PROVIDED DATA ::
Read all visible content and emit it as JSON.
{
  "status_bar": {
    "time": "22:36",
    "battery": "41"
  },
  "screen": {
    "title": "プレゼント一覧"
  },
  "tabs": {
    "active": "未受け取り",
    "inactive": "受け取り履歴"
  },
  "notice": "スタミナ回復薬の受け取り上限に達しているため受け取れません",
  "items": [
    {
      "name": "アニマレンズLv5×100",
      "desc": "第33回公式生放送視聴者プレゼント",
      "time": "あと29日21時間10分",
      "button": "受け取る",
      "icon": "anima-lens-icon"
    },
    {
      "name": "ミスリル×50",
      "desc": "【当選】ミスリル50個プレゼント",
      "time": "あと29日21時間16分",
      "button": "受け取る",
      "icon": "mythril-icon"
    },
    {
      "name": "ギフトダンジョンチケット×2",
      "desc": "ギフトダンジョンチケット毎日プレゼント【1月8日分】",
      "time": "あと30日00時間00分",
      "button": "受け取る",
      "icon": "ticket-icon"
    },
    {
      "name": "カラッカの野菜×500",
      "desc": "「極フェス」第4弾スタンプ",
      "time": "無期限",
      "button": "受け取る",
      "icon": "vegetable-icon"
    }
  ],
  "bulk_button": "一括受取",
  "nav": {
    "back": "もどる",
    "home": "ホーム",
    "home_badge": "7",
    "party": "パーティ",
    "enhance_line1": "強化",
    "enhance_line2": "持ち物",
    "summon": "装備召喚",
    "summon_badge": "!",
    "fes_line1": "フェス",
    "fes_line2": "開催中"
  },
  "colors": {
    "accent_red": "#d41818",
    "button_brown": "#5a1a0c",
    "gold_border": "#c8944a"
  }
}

WHAT IS BEING ASKED :: Give back the whole listing, word for word.

SOLUTION TO THIS PROBLEM ::
Read all visible content and emit it as JSON.
{
  "status_bar": {
    "time": "22:36",
    "battery": "41"
  },
  "screen": {
    "title": "プレゼント一覧"
  },
  "tabs": {
    "active": "未受け取り",
    "inactive": "受け取り履歴"
  },
  "notice": "スタミナ回復薬の受け取り上限に達しているため受け取れません",
  "items": [
    {
      "name": "アニマレンズLv5×100",
      "desc": "第33回公式生放送視聴者プレゼント",
      "time": "あと29日21時間10分",
      "button": "受け取る",
      "icon": "anima-lens-icon"
    },
    {
      "name": "ミスリル×50",
      "desc": "【当選】ミスリル50個プレゼント",
      "time": "あと29日21時間16分",
      "button": "受け取る",
      "icon": "mythril-icon"
    },
    {
      "name": "ギフトダンジョンチケット×2",
      "desc": "ギフトダンジョンチケット毎日プレゼント【1月8日分】",
      "time": "あと30日00時間00分",
      "button": "受け取る",
      "icon": "ticket-icon"
    },
    {
      "name": "カラッカの野菜×500",
      "desc": "「極フェス」第4弾スタンプ",
      "time": "無期限",
      "button": "受け取る",
      "icon": "vegetable-icon"
    }
  ],
  "bulk_button": "一括受取",
  "nav": {
    "back": "もどる",
    "home": "ホーム",
    "home_badge": "7",
    "party": "パーティ",
    "enhance_line1": "強化",
    "enhance_line2": "持ち物",
    "summon": "装備召喚",
    "summon_badge": "!",
    "fes_line1": "フェス",
    "fes_line2": "開催中"
  },
  "colors": {
    "accent_red": "#d41818",
    "button_brown": "#5a1a0c",
    "gold_border": "#c8944a"
  }
}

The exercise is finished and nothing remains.